Task instructions: What you return should match every record exactly, with the images removed.

Stored entries

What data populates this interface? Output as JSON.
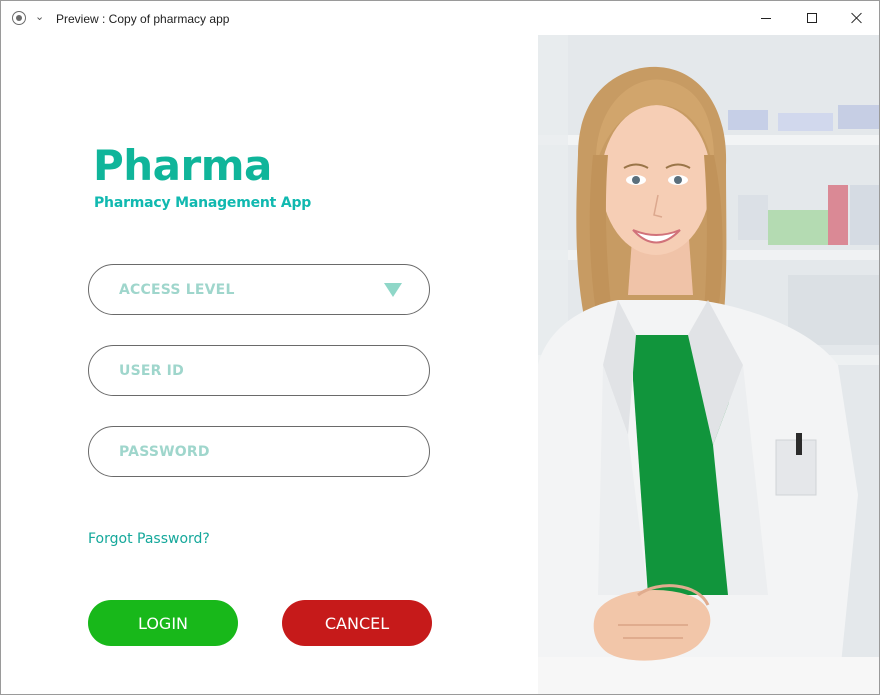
{
  "window": {
    "title": "Preview : Copy of pharmacy app"
  },
  "icons": {
    "app": "record-circle-icon",
    "menu": "chevron-down-icon",
    "minimize": "minimize-icon",
    "maximize": "maximize-icon",
    "close": "close-icon",
    "dropdown": "triangle-down-icon"
  },
  "brand": {
    "name": "Pharma",
    "tagline": "Pharmacy Management App"
  },
  "form": {
    "access_level_placeholder": "ACCESS LEVEL",
    "user_id_placeholder": "USER ID",
    "password_placeholder": "PASSWORD",
    "forgot_password": "Forgot Password?",
    "login_label": "LOGIN",
    "cancel_label": "CANCEL"
  },
  "colors": {
    "brand": "#0fb59a",
    "tagline": "#11b9b0",
    "placeholder": "#9fd6cc",
    "login": "#18b81a",
    "cancel": "#c61a1a"
  }
}
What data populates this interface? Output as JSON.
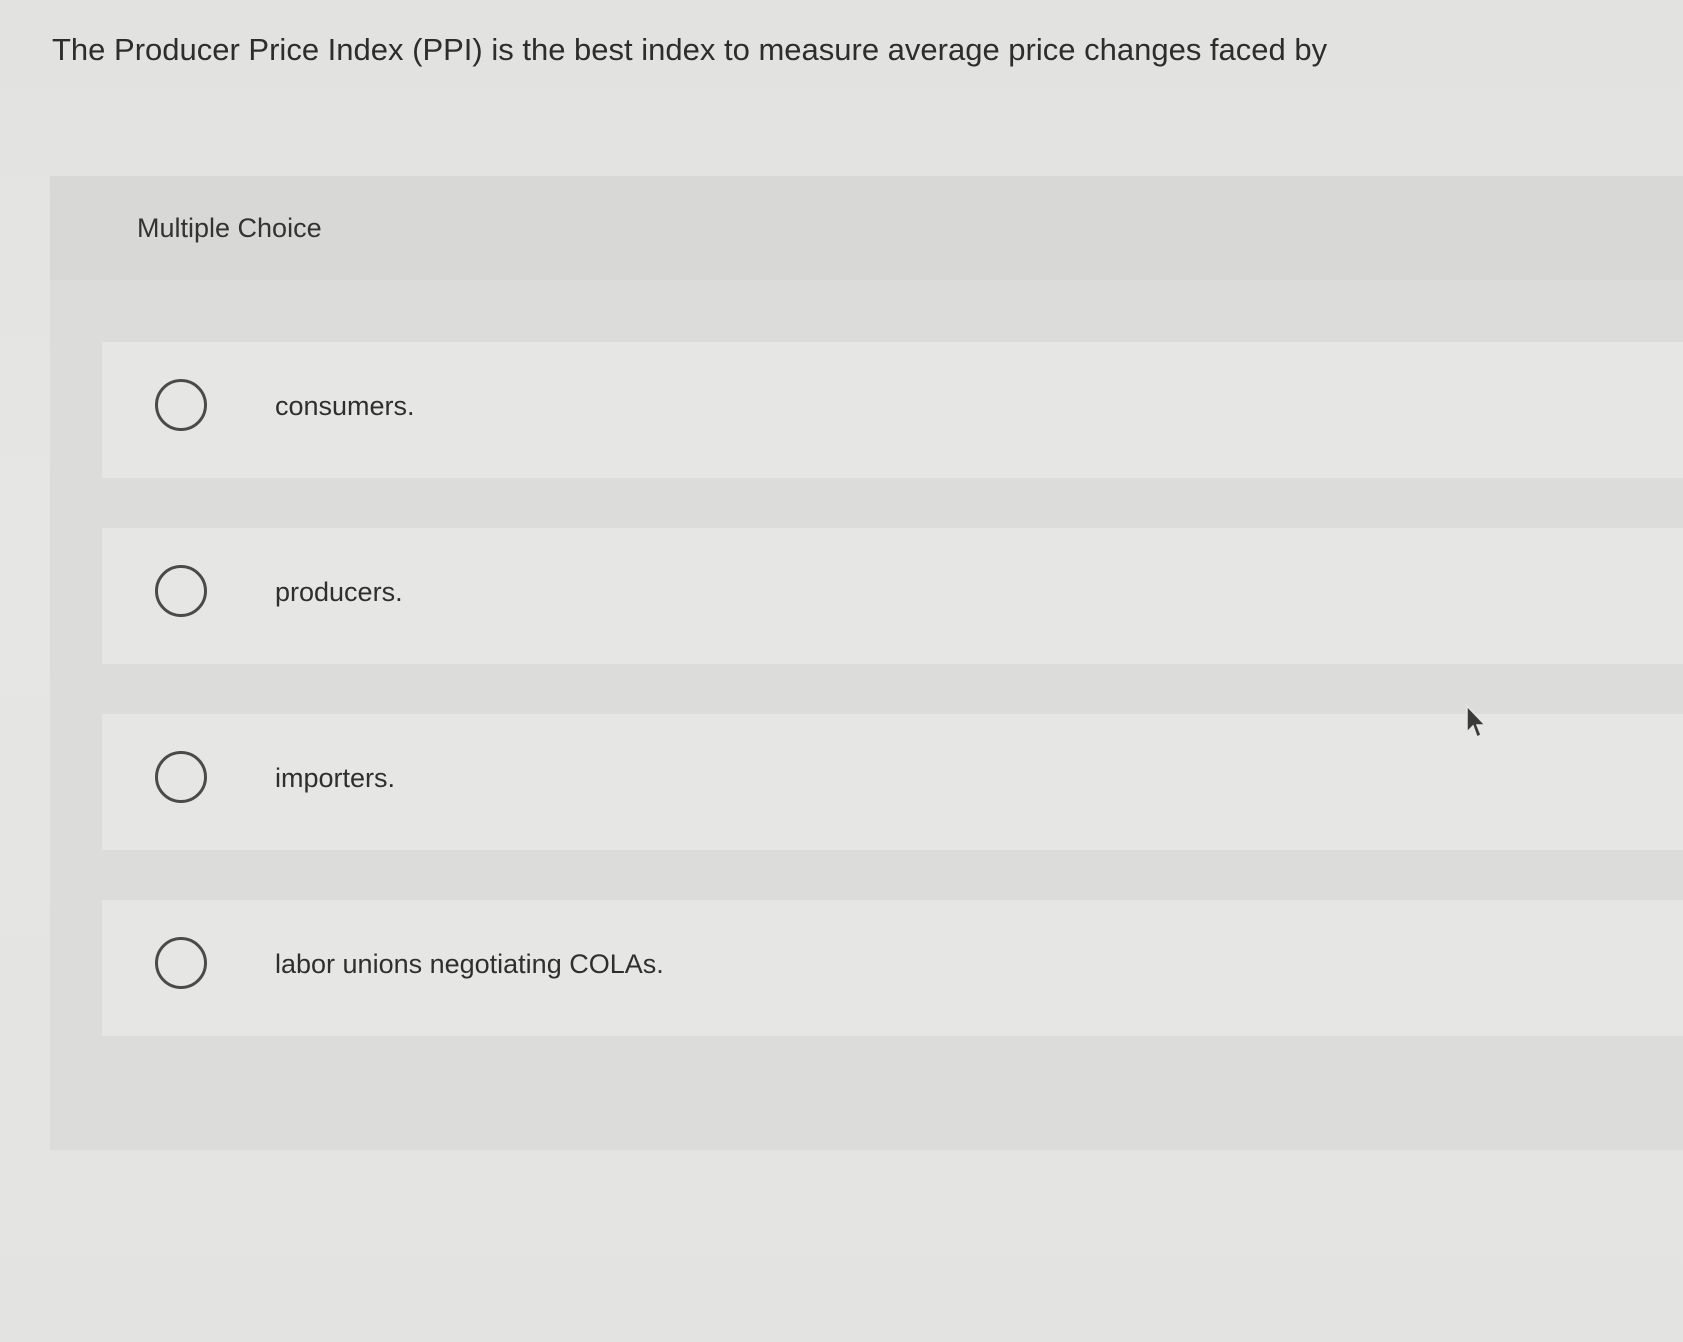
{
  "question": {
    "text": "The Producer Price Index (PPI) is the best index to measure average price changes faced by"
  },
  "multiple_choice": {
    "title": "Multiple Choice",
    "options": [
      {
        "label": "consumers.",
        "selected": false
      },
      {
        "label": "producers.",
        "selected": false
      },
      {
        "label": "importers.",
        "selected": false
      },
      {
        "label": "labor unions negotiating COLAs.",
        "selected": false
      }
    ]
  },
  "cursor": {
    "icon": "mouse-pointer-icon"
  },
  "colors": {
    "background": "#e4e4e2",
    "panel": "#dcdcda",
    "option_row": "#e6e6e4",
    "text": "#2d2d2d",
    "radio_border": "#4a4a4a"
  }
}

Worked solution:
What data populates this interface? Output as JSON.
{
  "window": {
    "title": "Preview : Copy of pharmacy app"
  },
  "icons": {
    "app": "record-circle-icon",
    "menu": "chevron-down-icon",
    "minimize": "minimize-icon",
    "maximize": "maximize-icon",
    "close": "close-icon",
    "dropdown": "triangle-down-icon"
  },
  "brand": {
    "name": "Pharma",
    "tagline": "Pharmacy Management App"
  },
  "form": {
    "access_level_placeholder": "ACCESS LEVEL",
    "user_id_placeholder": "USER ID",
    "password_placeholder": "PASSWORD",
    "forgot_password": "Forgot Password?",
    "login_label": "LOGIN",
    "cancel_label": "CANCEL"
  },
  "colors": {
    "brand": "#0fb59a",
    "tagline": "#11b9b0",
    "placeholder": "#9fd6cc",
    "login": "#18b81a",
    "cancel": "#c61a1a"
  }
}
What data populates this interface? Output as JSON.
{
  "question": {
    "text": "The Producer Price Index (PPI) is the best index to measure average price changes faced by"
  },
  "multiple_choice": {
    "title": "Multiple Choice",
    "options": [
      {
        "label": "consumers.",
        "selected": false
      },
      {
        "label": "producers.",
        "selected": false
      },
      {
        "label": "importers.",
        "selected": false
      },
      {
        "label": "labor unions negotiating COLAs.",
        "selected": false
      }
    ]
  },
  "cursor": {
    "icon": "mouse-pointer-icon"
  },
  "colors": {
    "background": "#e4e4e2",
    "panel": "#dcdcda",
    "option_row": "#e6e6e4",
    "text": "#2d2d2d",
    "radio_border": "#4a4a4a"
  }
}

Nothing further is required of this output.